>> Start
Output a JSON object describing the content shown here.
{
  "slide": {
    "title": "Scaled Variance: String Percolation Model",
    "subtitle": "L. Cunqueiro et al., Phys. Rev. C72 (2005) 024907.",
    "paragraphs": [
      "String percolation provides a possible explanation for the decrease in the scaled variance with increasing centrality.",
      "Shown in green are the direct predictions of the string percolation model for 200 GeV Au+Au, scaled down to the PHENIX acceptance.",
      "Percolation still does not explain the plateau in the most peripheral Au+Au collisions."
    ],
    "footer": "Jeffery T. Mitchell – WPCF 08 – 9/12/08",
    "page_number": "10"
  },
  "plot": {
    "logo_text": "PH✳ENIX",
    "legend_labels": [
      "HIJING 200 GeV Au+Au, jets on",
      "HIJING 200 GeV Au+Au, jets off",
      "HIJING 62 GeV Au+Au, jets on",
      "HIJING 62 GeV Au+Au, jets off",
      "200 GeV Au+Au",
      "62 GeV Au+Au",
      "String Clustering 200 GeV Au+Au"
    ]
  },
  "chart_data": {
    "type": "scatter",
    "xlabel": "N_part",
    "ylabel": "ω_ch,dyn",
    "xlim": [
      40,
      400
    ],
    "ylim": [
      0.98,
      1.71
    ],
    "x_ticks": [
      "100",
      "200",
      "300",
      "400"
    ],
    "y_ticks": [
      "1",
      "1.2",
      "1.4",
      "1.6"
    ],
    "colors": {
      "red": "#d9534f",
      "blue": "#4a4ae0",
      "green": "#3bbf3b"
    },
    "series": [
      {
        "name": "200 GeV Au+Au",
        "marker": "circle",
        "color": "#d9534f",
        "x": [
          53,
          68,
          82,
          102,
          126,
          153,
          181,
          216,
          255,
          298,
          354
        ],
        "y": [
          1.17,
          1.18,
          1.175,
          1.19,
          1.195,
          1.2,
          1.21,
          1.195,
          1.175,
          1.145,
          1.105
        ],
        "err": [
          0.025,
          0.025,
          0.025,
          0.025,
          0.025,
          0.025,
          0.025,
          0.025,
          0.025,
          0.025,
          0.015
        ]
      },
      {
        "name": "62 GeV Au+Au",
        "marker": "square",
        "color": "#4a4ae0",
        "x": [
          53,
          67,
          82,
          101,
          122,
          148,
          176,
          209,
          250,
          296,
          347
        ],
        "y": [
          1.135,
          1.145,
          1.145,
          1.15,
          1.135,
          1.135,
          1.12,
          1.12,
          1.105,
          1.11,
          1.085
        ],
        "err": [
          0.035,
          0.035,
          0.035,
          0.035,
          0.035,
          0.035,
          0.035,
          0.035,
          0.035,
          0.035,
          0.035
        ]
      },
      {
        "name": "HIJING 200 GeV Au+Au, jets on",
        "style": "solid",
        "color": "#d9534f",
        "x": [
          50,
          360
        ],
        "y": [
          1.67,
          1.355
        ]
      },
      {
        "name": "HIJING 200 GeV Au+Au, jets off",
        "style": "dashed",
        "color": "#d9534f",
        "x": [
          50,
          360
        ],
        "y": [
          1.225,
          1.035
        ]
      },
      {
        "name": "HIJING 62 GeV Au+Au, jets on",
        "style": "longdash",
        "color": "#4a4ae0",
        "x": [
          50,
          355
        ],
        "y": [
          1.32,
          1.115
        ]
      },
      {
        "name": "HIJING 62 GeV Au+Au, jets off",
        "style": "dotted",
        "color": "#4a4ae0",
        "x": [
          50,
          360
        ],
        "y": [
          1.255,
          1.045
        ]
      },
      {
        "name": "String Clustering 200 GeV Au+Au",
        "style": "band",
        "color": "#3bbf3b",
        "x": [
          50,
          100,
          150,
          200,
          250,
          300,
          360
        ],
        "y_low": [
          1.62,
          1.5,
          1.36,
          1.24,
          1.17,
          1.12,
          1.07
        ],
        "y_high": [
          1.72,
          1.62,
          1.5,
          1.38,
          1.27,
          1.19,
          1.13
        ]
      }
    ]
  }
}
>> End
>> Start
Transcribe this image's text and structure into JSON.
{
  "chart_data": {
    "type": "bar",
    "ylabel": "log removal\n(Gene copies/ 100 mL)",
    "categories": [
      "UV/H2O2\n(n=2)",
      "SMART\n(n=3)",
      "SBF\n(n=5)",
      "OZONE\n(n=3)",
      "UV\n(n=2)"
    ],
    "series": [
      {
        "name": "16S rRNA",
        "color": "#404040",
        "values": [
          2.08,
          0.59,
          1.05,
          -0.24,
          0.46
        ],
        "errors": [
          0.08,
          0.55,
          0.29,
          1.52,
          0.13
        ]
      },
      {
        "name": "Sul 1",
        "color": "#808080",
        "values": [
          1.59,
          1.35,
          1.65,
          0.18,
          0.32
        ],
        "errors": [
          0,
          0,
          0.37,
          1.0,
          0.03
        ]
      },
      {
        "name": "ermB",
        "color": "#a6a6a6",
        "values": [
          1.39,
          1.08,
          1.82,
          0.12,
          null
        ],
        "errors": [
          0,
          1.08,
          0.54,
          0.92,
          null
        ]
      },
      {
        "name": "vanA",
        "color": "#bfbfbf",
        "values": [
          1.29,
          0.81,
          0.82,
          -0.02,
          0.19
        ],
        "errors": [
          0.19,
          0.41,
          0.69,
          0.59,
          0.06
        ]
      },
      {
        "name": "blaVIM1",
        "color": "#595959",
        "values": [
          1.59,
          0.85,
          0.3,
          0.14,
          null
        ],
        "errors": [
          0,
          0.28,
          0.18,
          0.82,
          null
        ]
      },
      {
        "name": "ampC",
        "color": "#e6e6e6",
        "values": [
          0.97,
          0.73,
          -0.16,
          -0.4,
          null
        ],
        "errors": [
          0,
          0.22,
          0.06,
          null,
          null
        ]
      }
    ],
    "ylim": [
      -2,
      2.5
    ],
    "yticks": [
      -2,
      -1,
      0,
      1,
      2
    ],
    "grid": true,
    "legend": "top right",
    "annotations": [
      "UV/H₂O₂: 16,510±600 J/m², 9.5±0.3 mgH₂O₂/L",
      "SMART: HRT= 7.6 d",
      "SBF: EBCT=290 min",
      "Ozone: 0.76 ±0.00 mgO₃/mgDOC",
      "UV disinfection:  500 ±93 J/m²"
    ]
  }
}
>> End
>> Start
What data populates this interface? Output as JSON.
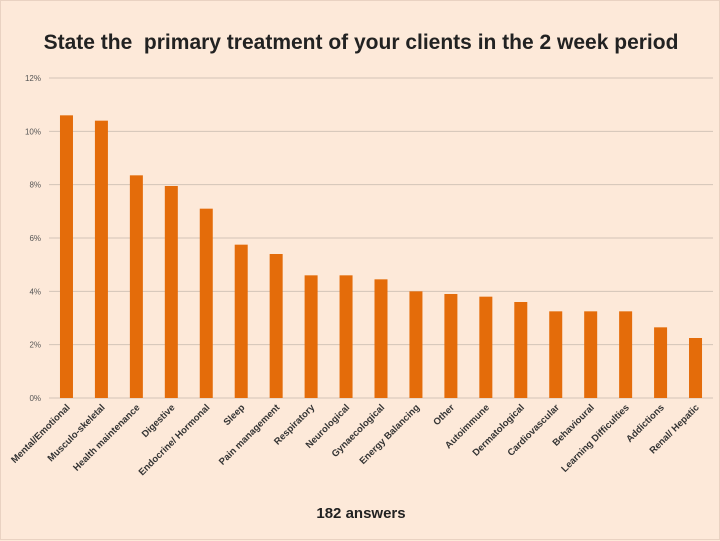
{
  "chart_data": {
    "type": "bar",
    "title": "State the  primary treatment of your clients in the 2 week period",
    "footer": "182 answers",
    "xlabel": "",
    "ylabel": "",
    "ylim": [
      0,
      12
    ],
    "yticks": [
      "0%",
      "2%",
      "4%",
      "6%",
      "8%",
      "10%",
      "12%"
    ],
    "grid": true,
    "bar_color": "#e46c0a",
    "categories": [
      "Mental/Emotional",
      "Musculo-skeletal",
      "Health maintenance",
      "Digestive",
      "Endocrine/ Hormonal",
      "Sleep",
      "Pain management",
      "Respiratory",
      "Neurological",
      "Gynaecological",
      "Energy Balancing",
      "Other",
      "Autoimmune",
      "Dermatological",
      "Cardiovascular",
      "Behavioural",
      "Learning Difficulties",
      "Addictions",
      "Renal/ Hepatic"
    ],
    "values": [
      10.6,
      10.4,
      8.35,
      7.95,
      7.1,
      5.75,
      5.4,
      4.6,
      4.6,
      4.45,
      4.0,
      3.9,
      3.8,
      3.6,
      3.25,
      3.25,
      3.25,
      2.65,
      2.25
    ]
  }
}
>> End
=== EXERCISE ===
Read through the entries and copy each line in which "Clustering" appears.

=== RESULT OF THIS TASK ===
      "String Clustering 200 GeV Au+Au"
        "name": "String Clustering 200 GeV Au+Au",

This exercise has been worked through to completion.